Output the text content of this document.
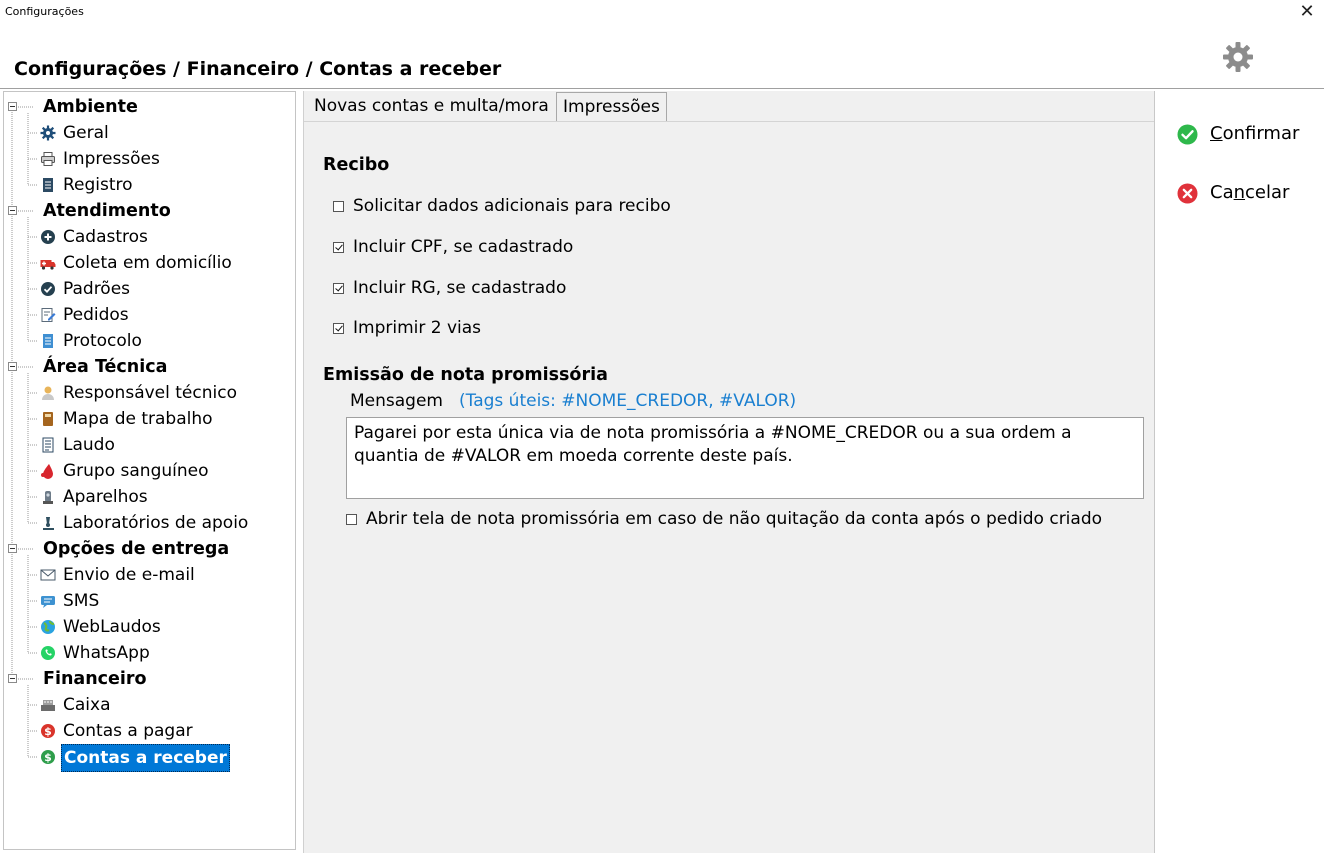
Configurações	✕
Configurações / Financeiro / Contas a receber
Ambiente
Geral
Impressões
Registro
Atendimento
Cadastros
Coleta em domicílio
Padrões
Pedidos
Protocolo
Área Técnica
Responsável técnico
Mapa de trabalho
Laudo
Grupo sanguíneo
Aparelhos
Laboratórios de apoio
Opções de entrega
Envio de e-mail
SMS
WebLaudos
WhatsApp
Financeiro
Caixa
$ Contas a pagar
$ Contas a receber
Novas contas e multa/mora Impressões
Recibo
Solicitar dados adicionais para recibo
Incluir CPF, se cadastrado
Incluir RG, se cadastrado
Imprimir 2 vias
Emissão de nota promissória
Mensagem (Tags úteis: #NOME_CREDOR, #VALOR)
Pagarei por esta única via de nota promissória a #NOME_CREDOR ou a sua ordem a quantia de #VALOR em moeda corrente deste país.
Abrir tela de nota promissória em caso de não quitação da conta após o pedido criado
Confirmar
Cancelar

==

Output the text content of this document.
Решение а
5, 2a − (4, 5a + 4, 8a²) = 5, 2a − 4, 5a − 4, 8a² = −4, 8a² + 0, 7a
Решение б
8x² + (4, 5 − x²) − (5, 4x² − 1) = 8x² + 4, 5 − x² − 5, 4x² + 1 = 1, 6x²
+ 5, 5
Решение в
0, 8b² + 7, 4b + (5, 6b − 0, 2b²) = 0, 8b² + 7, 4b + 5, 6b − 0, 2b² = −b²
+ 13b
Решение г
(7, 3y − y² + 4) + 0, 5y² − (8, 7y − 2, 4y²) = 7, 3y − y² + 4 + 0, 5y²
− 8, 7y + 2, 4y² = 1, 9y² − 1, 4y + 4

_WRITTEN INSTRUCTION:_ Gather each line in the data that holds the string "Решение".

_COMPLETE ANSWER:_
Решение а
Решение б
Решение в
Решение г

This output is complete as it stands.